==== Data for the task

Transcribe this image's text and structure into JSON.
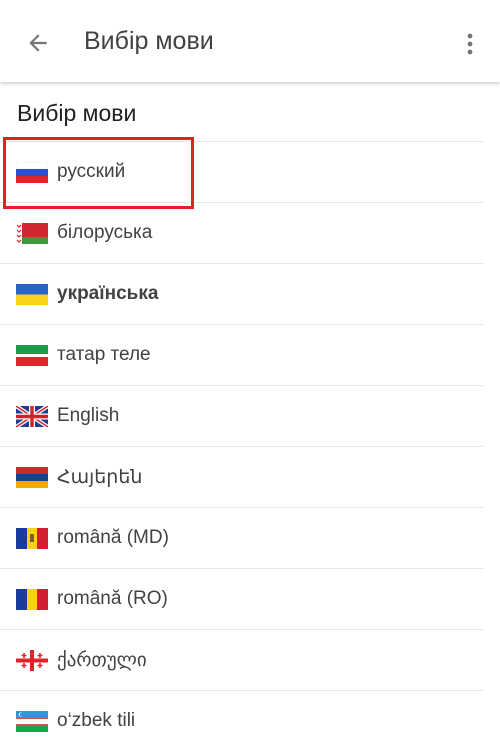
{
  "appbar": {
    "title": "Вибір мови",
    "back_icon": "arrow-back-icon",
    "menu_icon": "more-vert-icon"
  },
  "section": {
    "title": "Вибір мови"
  },
  "languages": [
    {
      "label": "русский",
      "flag": "flag-ru",
      "selected": false
    },
    {
      "label": "білоруська",
      "flag": "flag-by",
      "selected": false
    },
    {
      "label": "українська",
      "flag": "flag-ua",
      "selected": true
    },
    {
      "label": "татар теле",
      "flag": "flag-tatar",
      "selected": false
    },
    {
      "label": "English",
      "flag": "flag-uk",
      "selected": false
    },
    {
      "label": "Հայերեն",
      "flag": "flag-am",
      "selected": false
    },
    {
      "label": "română (MD)",
      "flag": "flag-md",
      "selected": false
    },
    {
      "label": "română (RO)",
      "flag": "flag-ro",
      "selected": false
    },
    {
      "label": "ქართული",
      "flag": "flag-ge",
      "selected": false
    },
    {
      "label": "o‘zbek tili",
      "flag": "flag-uz",
      "selected": false
    }
  ],
  "colors": {
    "highlight": "#e32026",
    "text": "#424242",
    "divider": "#e6e6e6"
  }
}
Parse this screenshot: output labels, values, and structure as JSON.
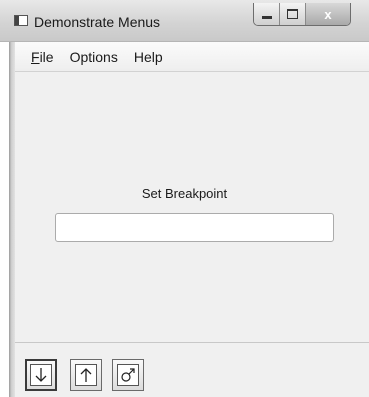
{
  "window": {
    "title": "Demonstrate Menus",
    "close_glyph": "x"
  },
  "menubar": {
    "items": [
      {
        "label": "File",
        "mnemonic": "F"
      },
      {
        "label": "Options"
      },
      {
        "label": "Help"
      }
    ]
  },
  "main": {
    "label": "Set Breakpoint",
    "input_value": ""
  },
  "toolbar": {
    "buttons": [
      {
        "icon": "step-into-icon",
        "selected": true
      },
      {
        "icon": "step-out-icon",
        "selected": false
      },
      {
        "icon": "toggle-breakpoint-icon",
        "selected": false
      }
    ]
  }
}
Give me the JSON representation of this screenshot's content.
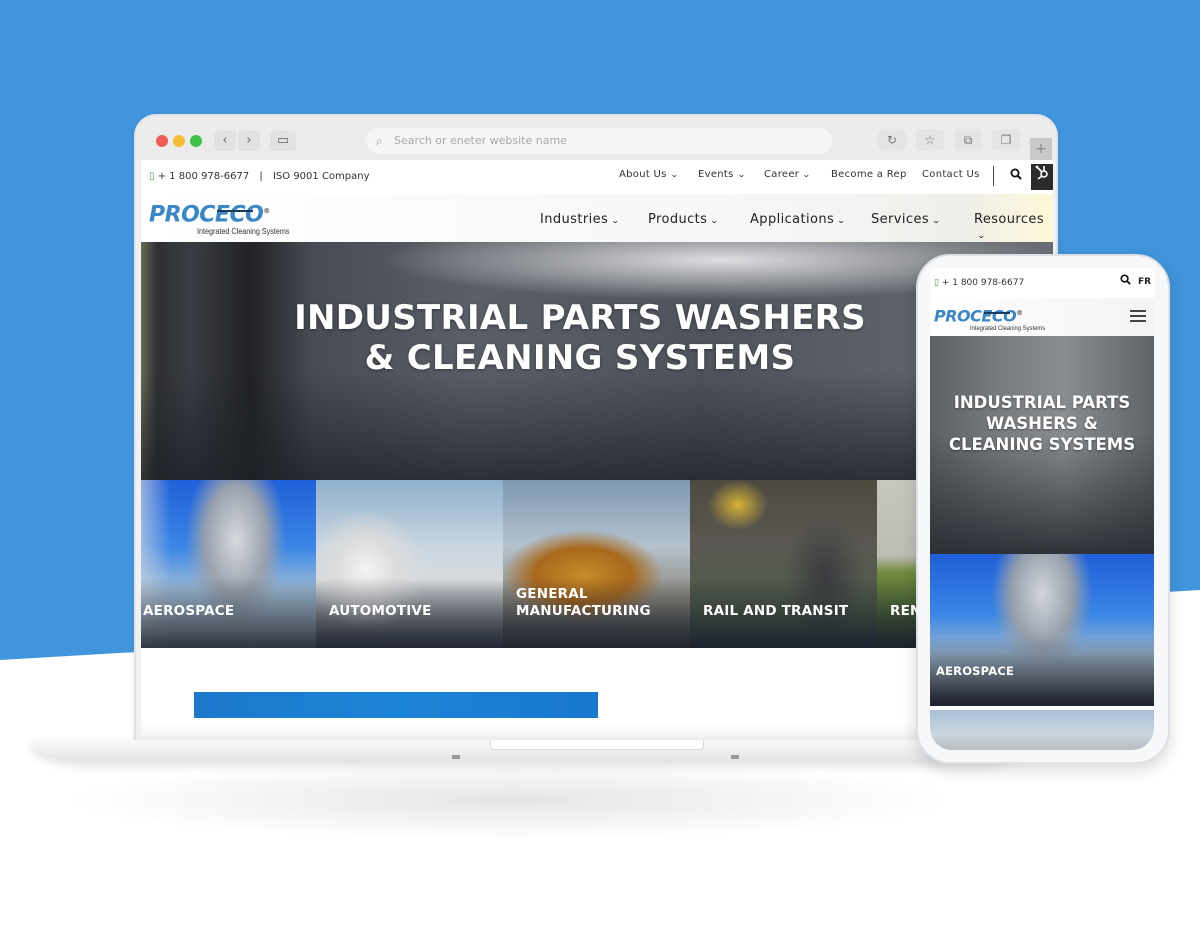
{
  "colors": {
    "background_blue": "#4195dc",
    "brand_blue": "#3a87c8",
    "cta_blue": "#1c84d6",
    "hubspot_dark": "#2b2b2b"
  },
  "browser": {
    "address_placeholder": "Search or eneter website name",
    "back_icon": "‹",
    "forward_icon": "›",
    "sidebar_icon": "▭",
    "reload_icon": "↻",
    "bookmark_icon": "☆",
    "share_icon": "⧉",
    "tabs_icon": "❐",
    "new_tab_icon": "+",
    "search_glyph": "⌕"
  },
  "desktop": {
    "topbar": {
      "phone_icon": "▯",
      "phone": "+ 1 800 978-6677",
      "separator": "|",
      "iso": "ISO 9001 Company",
      "links": [
        {
          "label": "About Us",
          "dropdown": true
        },
        {
          "label": "Events",
          "dropdown": true
        },
        {
          "label": "Career",
          "dropdown": true
        },
        {
          "label": "Become a Rep",
          "dropdown": false
        },
        {
          "label": "Contact Us",
          "dropdown": false
        }
      ],
      "search_icon": "🔍",
      "hubspot_icon": "⚙"
    },
    "logo": {
      "word": "PROCECO",
      "registered": "®",
      "tagline": "Integrated Cleaning Systems"
    },
    "mainnav": [
      {
        "label": "Industries"
      },
      {
        "label": "Products"
      },
      {
        "label": "Applications"
      },
      {
        "label": "Services"
      },
      {
        "label": "Resources"
      }
    ],
    "chevron": "⌄",
    "hero": {
      "line1": "INDUSTRIAL PARTS WASHERS",
      "line2": "& CLEANING SYSTEMS"
    },
    "tiles": [
      {
        "label": "AEROSPACE"
      },
      {
        "label": "AUTOMOTIVE"
      },
      {
        "label": "GENERAL MANUFACTURING"
      },
      {
        "label": "RAIL AND TRANSIT"
      },
      {
        "label": "REN"
      }
    ]
  },
  "mobile": {
    "phone_icon": "▯",
    "phone": "+ 1 800 978-6677",
    "search_icon": "🔍",
    "lang": "FR",
    "logo": {
      "word": "PROCECO",
      "registered": "®",
      "tagline": "Integrated Cleaning Systems"
    },
    "hero": {
      "line1": "INDUSTRIAL PARTS",
      "line2": "WASHERS &",
      "line3": "CLEANING SYSTEMS"
    },
    "tiles": [
      {
        "label": "AEROSPACE"
      }
    ]
  }
}
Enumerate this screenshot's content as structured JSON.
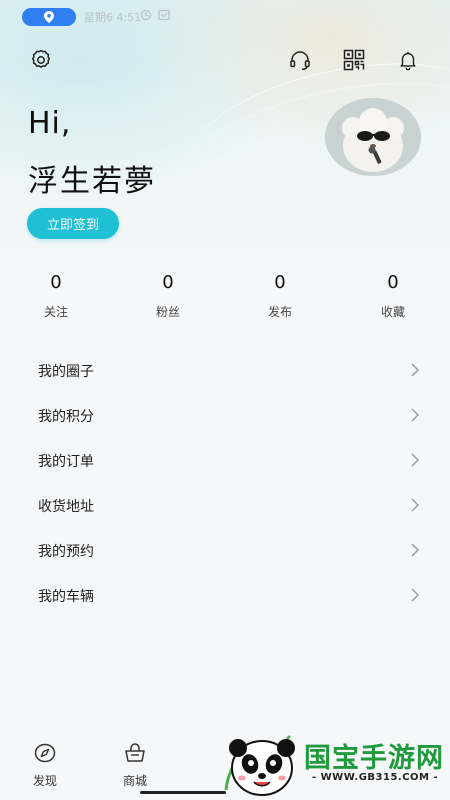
{
  "status_bar": {
    "text": "星期6 4:51"
  },
  "greeting": "Hi,",
  "username": "浮生若夢",
  "checkin_label": "立即签到",
  "stats": [
    {
      "value": "0",
      "label": "关注"
    },
    {
      "value": "0",
      "label": "粉丝"
    },
    {
      "value": "0",
      "label": "发布"
    },
    {
      "value": "0",
      "label": "收藏"
    }
  ],
  "menu": [
    {
      "label": "我的圈子"
    },
    {
      "label": "我的积分"
    },
    {
      "label": "我的订单"
    },
    {
      "label": "收货地址"
    },
    {
      "label": "我的预约"
    },
    {
      "label": "我的车辆"
    }
  ],
  "tabs": [
    {
      "label": "发现",
      "icon": "compass-icon"
    },
    {
      "label": "商城",
      "icon": "shopping-basket-icon"
    }
  ],
  "watermark": {
    "text": "国宝手游网",
    "url": "- WWW.GB315.COM -"
  },
  "colors": {
    "accent": "#1fc0d4",
    "location_pill": "#2f7ff0",
    "watermark_green": "#1f9a3c"
  }
}
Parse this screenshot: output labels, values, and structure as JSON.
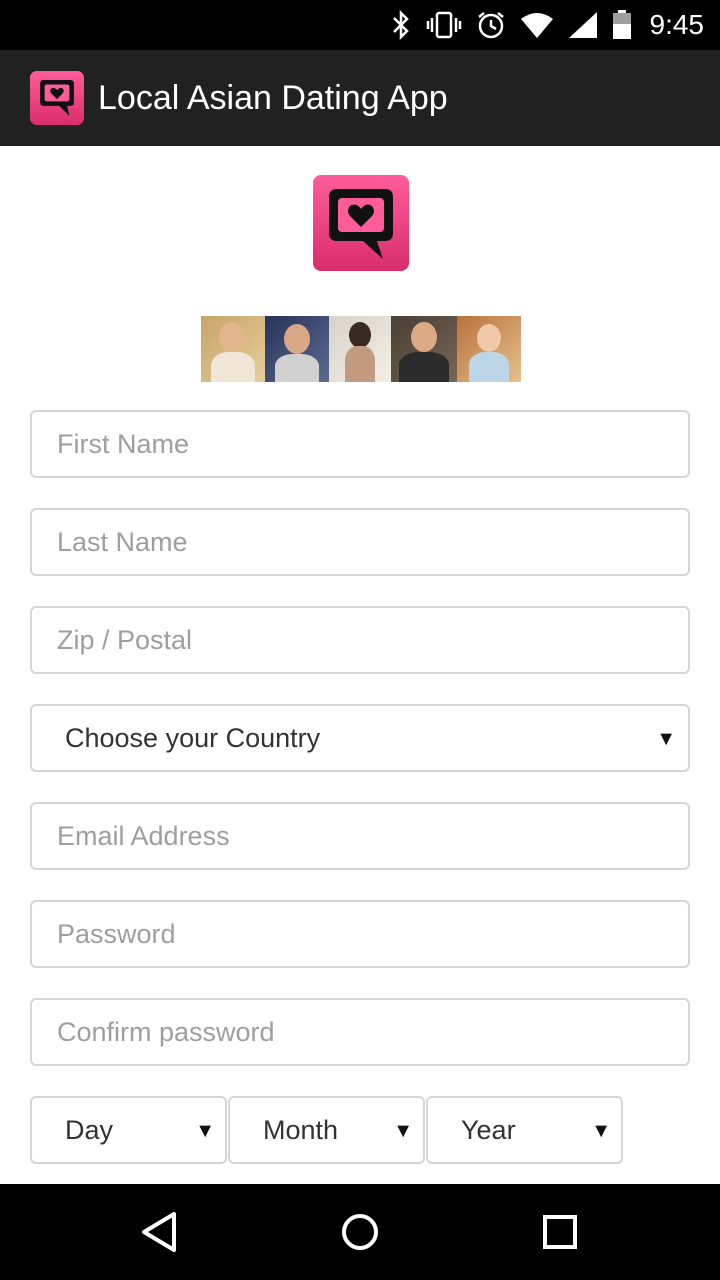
{
  "status_bar": {
    "time": "9:45",
    "icons": [
      "bluetooth-icon",
      "vibrate-icon",
      "alarm-icon",
      "wifi-icon",
      "signal-icon",
      "battery-icon"
    ]
  },
  "toolbar": {
    "title": "Local Asian Dating App",
    "logo_icon": "chat-heart-icon"
  },
  "form": {
    "first_name_placeholder": "First Name",
    "last_name_placeholder": "Last Name",
    "zip_placeholder": "Zip / Postal",
    "country_select": "Choose your Country",
    "email_placeholder": "Email Address",
    "password_placeholder": "Password",
    "confirm_password_placeholder": "Confirm password",
    "day_select": "Day",
    "month_select": "Month",
    "year_select": "Year"
  },
  "colors": {
    "brand_pink": "#e8407f",
    "toolbar_bg": "#212121",
    "field_border": "#d6d6d6",
    "placeholder": "#9e9e9e"
  },
  "nav_bar": {
    "icons": [
      "back-icon",
      "home-icon",
      "recents-icon"
    ]
  }
}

========

§ **Exercise details**
Without the pictures, restate all of the entries above verbatim.

§ **Output for this task**
Transcribe this image's text and structure into JSON.
{
  "appbar": {
    "title": "Вибір мови",
    "back_icon": "arrow-back-icon",
    "menu_icon": "more-vert-icon"
  },
  "section": {
    "title": "Вибір мови"
  },
  "languages": [
    {
      "label": "русский",
      "flag": "flag-ru",
      "selected": false
    },
    {
      "label": "білоруська",
      "flag": "flag-by",
      "selected": false
    },
    {
      "label": "українська",
      "flag": "flag-ua",
      "selected": true
    },
    {
      "label": "татар теле",
      "flag": "flag-tatar",
      "selected": false
    },
    {
      "label": "English",
      "flag": "flag-uk",
      "selected": false
    },
    {
      "label": "Հայերեն",
      "flag": "flag-am",
      "selected": false
    },
    {
      "label": "română (MD)",
      "flag": "flag-md",
      "selected": false
    },
    {
      "label": "română (RO)",
      "flag": "flag-ro",
      "selected": false
    },
    {
      "label": "ქართული",
      "flag": "flag-ge",
      "selected": false
    },
    {
      "label": "o‘zbek tili",
      "flag": "flag-uz",
      "selected": false
    }
  ],
  "colors": {
    "highlight": "#e32026",
    "text": "#424242",
    "divider": "#e6e6e6"
  }
}
Parse this screenshot: output labels, values, and structure as JSON.
{
  "window": {
    "title": "Demonstrate Menus",
    "close_glyph": "x"
  },
  "menubar": {
    "items": [
      {
        "label": "File",
        "mnemonic": "F"
      },
      {
        "label": "Options"
      },
      {
        "label": "Help"
      }
    ]
  },
  "main": {
    "label": "Set Breakpoint",
    "input_value": ""
  },
  "toolbar": {
    "buttons": [
      {
        "icon": "step-into-icon",
        "selected": true
      },
      {
        "icon": "step-out-icon",
        "selected": false
      },
      {
        "icon": "toggle-breakpoint-icon",
        "selected": false
      }
    ]
  }
}
Give me the JSON representation of this screenshot's content.
{
  "colors": {
    "background_blue": "#4195dc",
    "brand_blue": "#3a87c8",
    "cta_blue": "#1c84d6",
    "hubspot_dark": "#2b2b2b"
  },
  "browser": {
    "address_placeholder": "Search or eneter website name",
    "back_icon": "‹",
    "forward_icon": "›",
    "sidebar_icon": "▭",
    "reload_icon": "↻",
    "bookmark_icon": "☆",
    "share_icon": "⧉",
    "tabs_icon": "❐",
    "new_tab_icon": "+",
    "search_glyph": "⌕"
  },
  "desktop": {
    "topbar": {
      "phone_icon": "▯",
      "phone": "+ 1 800 978-6677",
      "separator": "|",
      "iso": "ISO 9001 Company",
      "links": [
        {
          "label": "About Us",
          "dropdown": true
        },
        {
          "label": "Events",
          "dropdown": true
        },
        {
          "label": "Career",
          "dropdown": true
        },
        {
          "label": "Become a Rep",
          "dropdown": false
        },
        {
          "label": "Contact Us",
          "dropdown": false
        }
      ],
      "search_icon": "🔍",
      "hubspot_icon": "⚙"
    },
    "logo": {
      "word": "PROCECO",
      "registered": "®",
      "tagline": "Integrated Cleaning Systems"
    },
    "mainnav": [
      {
        "label": "Industries"
      },
      {
        "label": "Products"
      },
      {
        "label": "Applications"
      },
      {
        "label": "Services"
      },
      {
        "label": "Resources"
      }
    ],
    "chevron": "⌄",
    "hero": {
      "line1": "INDUSTRIAL PARTS WASHERS",
      "line2": "& CLEANING SYSTEMS"
    },
    "tiles": [
      {
        "label": "AEROSPACE"
      },
      {
        "label": "AUTOMOTIVE"
      },
      {
        "label": "GENERAL MANUFACTURING"
      },
      {
        "label": "RAIL AND TRANSIT"
      },
      {
        "label": "REN"
      }
    ]
  },
  "mobile": {
    "phone_icon": "▯",
    "phone": "+ 1 800 978-6677",
    "search_icon": "🔍",
    "lang": "FR",
    "logo": {
      "word": "PROCECO",
      "registered": "®",
      "tagline": "Integrated Cleaning Systems"
    },
    "hero": {
      "line1": "INDUSTRIAL PARTS",
      "line2": "WASHERS &",
      "line3": "CLEANING SYSTEMS"
    },
    "tiles": [
      {
        "label": "AEROSPACE"
      }
    ]
  }
}
Enumerate this screenshot's content as structured JSON.
{
  "status_bar": {
    "text": "星期6 4:51"
  },
  "greeting": "Hi,",
  "username": "浮生若夢",
  "checkin_label": "立即签到",
  "stats": [
    {
      "value": "0",
      "label": "关注"
    },
    {
      "value": "0",
      "label": "粉丝"
    },
    {
      "value": "0",
      "label": "发布"
    },
    {
      "value": "0",
      "label": "收藏"
    }
  ],
  "menu": [
    {
      "label": "我的圈子"
    },
    {
      "label": "我的积分"
    },
    {
      "label": "我的订单"
    },
    {
      "label": "收货地址"
    },
    {
      "label": "我的预约"
    },
    {
      "label": "我的车辆"
    }
  ],
  "tabs": [
    {
      "label": "发现",
      "icon": "compass-icon"
    },
    {
      "label": "商城",
      "icon": "shopping-basket-icon"
    }
  ],
  "watermark": {
    "text": "国宝手游网",
    "url": "- WWW.GB315.COM -"
  },
  "colors": {
    "accent": "#1fc0d4",
    "location_pill": "#2f7ff0",
    "watermark_green": "#1f9a3c"
  }
}
Parse this screenshot: output labels, values, and structure as JSON.
{
  "status_bar": {
    "time": "9:45",
    "icons": [
      "bluetooth-icon",
      "vibrate-icon",
      "alarm-icon",
      "wifi-icon",
      "signal-icon",
      "battery-icon"
    ]
  },
  "toolbar": {
    "title": "Local Asian Dating App",
    "logo_icon": "chat-heart-icon"
  },
  "form": {
    "first_name_placeholder": "First Name",
    "last_name_placeholder": "Last Name",
    "zip_placeholder": "Zip / Postal",
    "country_select": "Choose your Country",
    "email_placeholder": "Email Address",
    "password_placeholder": "Password",
    "confirm_password_placeholder": "Confirm password",
    "day_select": "Day",
    "month_select": "Month",
    "year_select": "Year"
  },
  "colors": {
    "brand_pink": "#e8407f",
    "toolbar_bg": "#212121",
    "field_border": "#d6d6d6",
    "placeholder": "#9e9e9e"
  },
  "nav_bar": {
    "icons": [
      "back-icon",
      "home-icon",
      "recents-icon"
    ]
  }
}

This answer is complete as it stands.